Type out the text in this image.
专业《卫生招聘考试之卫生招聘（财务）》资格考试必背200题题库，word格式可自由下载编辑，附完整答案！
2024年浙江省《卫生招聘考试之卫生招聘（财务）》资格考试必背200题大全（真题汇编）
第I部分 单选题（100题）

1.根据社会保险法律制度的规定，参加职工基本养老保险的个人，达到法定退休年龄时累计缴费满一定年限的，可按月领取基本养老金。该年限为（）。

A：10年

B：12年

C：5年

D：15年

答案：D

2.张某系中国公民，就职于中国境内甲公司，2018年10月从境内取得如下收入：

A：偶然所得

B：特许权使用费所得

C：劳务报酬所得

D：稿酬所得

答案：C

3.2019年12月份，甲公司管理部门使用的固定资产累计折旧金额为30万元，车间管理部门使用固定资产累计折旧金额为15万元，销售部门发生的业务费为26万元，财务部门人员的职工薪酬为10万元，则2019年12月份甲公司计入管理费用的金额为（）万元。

====================

Show every line that contains the word "卫生招聘考试之卫生招聘".

专业《卫生招聘考试之卫生招聘（财务）》资格考试必背200题题库，word格式可自由下载编辑，附完整答案！
2024年浙江省《卫生招聘考试之卫生招聘（财务）》资格考试必背200题大全（真题汇编）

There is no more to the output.